--- Start of Material for the task ---

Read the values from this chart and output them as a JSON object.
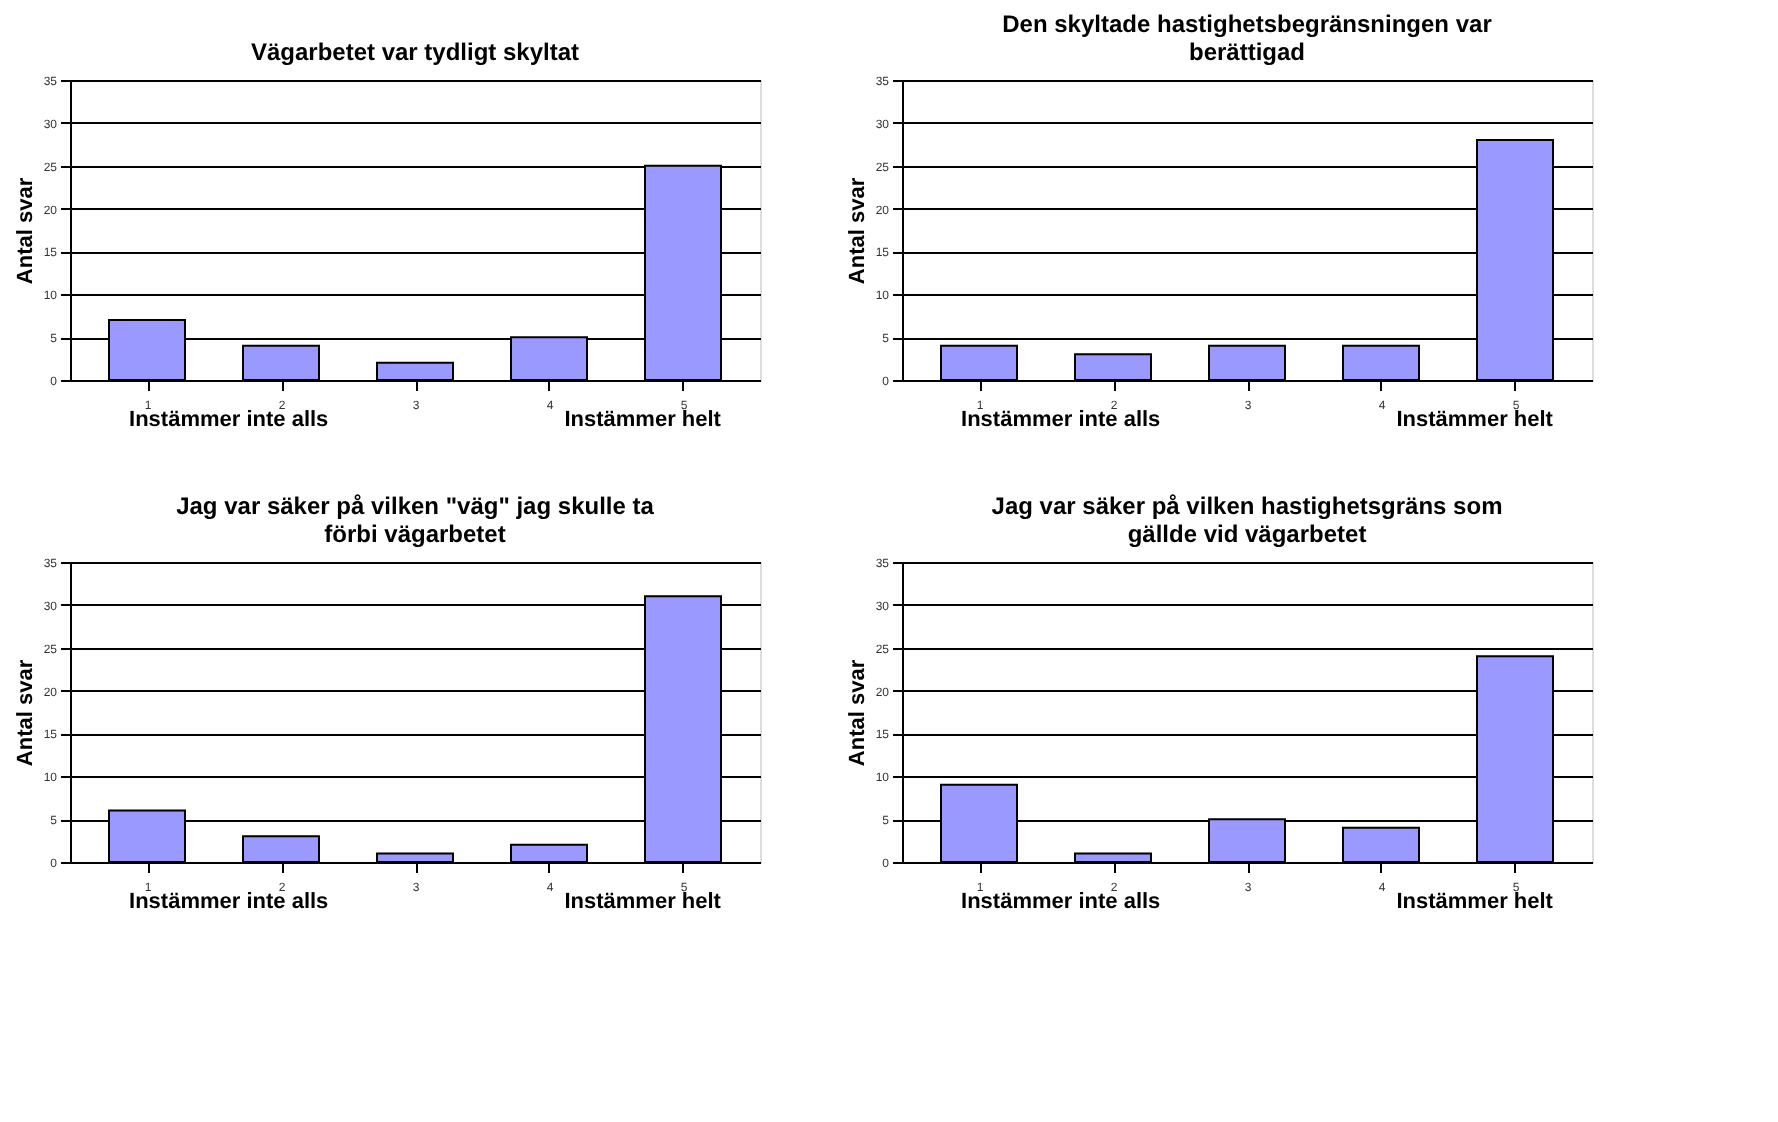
{
  "chart_data": [
    {
      "type": "bar",
      "title": "Vägarbetet var tydligt skyltat",
      "ylabel": "Antal svar",
      "categories": [
        "1",
        "2",
        "3",
        "4",
        "5"
      ],
      "series": [
        {
          "color": "#9999ff",
          "values": [
            7,
            4,
            2,
            5,
            25
          ]
        }
      ],
      "ylim": [
        0,
        35
      ],
      "yticks": [
        0,
        5,
        10,
        15,
        20,
        25,
        30,
        35
      ],
      "grid": "y",
      "annotations": [
        "Instämmer inte alls",
        "Instämmer helt"
      ]
    },
    {
      "type": "bar",
      "title": "Den skyltade hastighetsbegränsningen var berättigad",
      "ylabel": "Antal svar",
      "categories": [
        "1",
        "2",
        "3",
        "4",
        "5"
      ],
      "series": [
        {
          "color": "#9999ff",
          "values": [
            4,
            3,
            4,
            4,
            28
          ]
        }
      ],
      "ylim": [
        0,
        35
      ],
      "yticks": [
        0,
        5,
        10,
        15,
        20,
        25,
        30,
        35
      ],
      "grid": "y",
      "annotations": [
        "Instämmer inte alls",
        "Instämmer helt"
      ]
    },
    {
      "type": "bar",
      "title": "Jag var säker på vilken \"väg\" jag skulle ta förbi vägarbetet",
      "ylabel": "Antal svar",
      "categories": [
        "1",
        "2",
        "3",
        "4",
        "5"
      ],
      "series": [
        {
          "color": "#9999ff",
          "values": [
            6,
            3,
            1,
            2,
            31
          ]
        }
      ],
      "ylim": [
        0,
        35
      ],
      "yticks": [
        0,
        5,
        10,
        15,
        20,
        25,
        30,
        35
      ],
      "grid": "y",
      "annotations": [
        "Instämmer inte alls",
        "Instämmer helt"
      ]
    },
    {
      "type": "bar",
      "title": "Jag var säker på vilken hastighetsgräns som gällde vid vägarbetet",
      "ylabel": "Antal svar",
      "categories": [
        "1",
        "2",
        "3",
        "4",
        "5"
      ],
      "series": [
        {
          "color": "#9999ff",
          "values": [
            9,
            1,
            5,
            4,
            24
          ]
        }
      ],
      "ylim": [
        0,
        35
      ],
      "yticks": [
        0,
        5,
        10,
        15,
        20,
        25,
        30,
        35
      ],
      "grid": "y",
      "annotations": [
        "Instämmer inte alls",
        "Instämmer helt"
      ]
    }
  ]
}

--- End of Material for the task ---

Set problem => Will you set down the records word for word while leaving out every picture?

Result =>
Read the values from this chart and output them as a JSON object.
{
  "chart_data": [
    {
      "type": "bar",
      "title": "Vägarbetet var tydligt skyltat",
      "ylabel": "Antal svar",
      "categories": [
        "1",
        "2",
        "3",
        "4",
        "5"
      ],
      "series": [
        {
          "color": "#9999ff",
          "values": [
            7,
            4,
            2,
            5,
            25
          ]
        }
      ],
      "ylim": [
        0,
        35
      ],
      "yticks": [
        0,
        5,
        10,
        15,
        20,
        25,
        30,
        35
      ],
      "grid": "y",
      "annotations": [
        "Instämmer inte alls",
        "Instämmer helt"
      ]
    },
    {
      "type": "bar",
      "title": "Den skyltade hastighetsbegränsningen var berättigad",
      "ylabel": "Antal svar",
      "categories": [
        "1",
        "2",
        "3",
        "4",
        "5"
      ],
      "series": [
        {
          "color": "#9999ff",
          "values": [
            4,
            3,
            4,
            4,
            28
          ]
        }
      ],
      "ylim": [
        0,
        35
      ],
      "yticks": [
        0,
        5,
        10,
        15,
        20,
        25,
        30,
        35
      ],
      "grid": "y",
      "annotations": [
        "Instämmer inte alls",
        "Instämmer helt"
      ]
    },
    {
      "type": "bar",
      "title": "Jag var säker på vilken \"väg\" jag skulle ta förbi vägarbetet",
      "ylabel": "Antal svar",
      "categories": [
        "1",
        "2",
        "3",
        "4",
        "5"
      ],
      "series": [
        {
          "color": "#9999ff",
          "values": [
            6,
            3,
            1,
            2,
            31
          ]
        }
      ],
      "ylim": [
        0,
        35
      ],
      "yticks": [
        0,
        5,
        10,
        15,
        20,
        25,
        30,
        35
      ],
      "grid": "y",
      "annotations": [
        "Instämmer inte alls",
        "Instämmer helt"
      ]
    },
    {
      "type": "bar",
      "title": "Jag var säker på vilken hastighetsgräns som gällde vid vägarbetet",
      "ylabel": "Antal svar",
      "categories": [
        "1",
        "2",
        "3",
        "4",
        "5"
      ],
      "series": [
        {
          "color": "#9999ff",
          "values": [
            9,
            1,
            5,
            4,
            24
          ]
        }
      ],
      "ylim": [
        0,
        35
      ],
      "yticks": [
        0,
        5,
        10,
        15,
        20,
        25,
        30,
        35
      ],
      "grid": "y",
      "annotations": [
        "Instämmer inte alls",
        "Instämmer helt"
      ]
    }
  ]
}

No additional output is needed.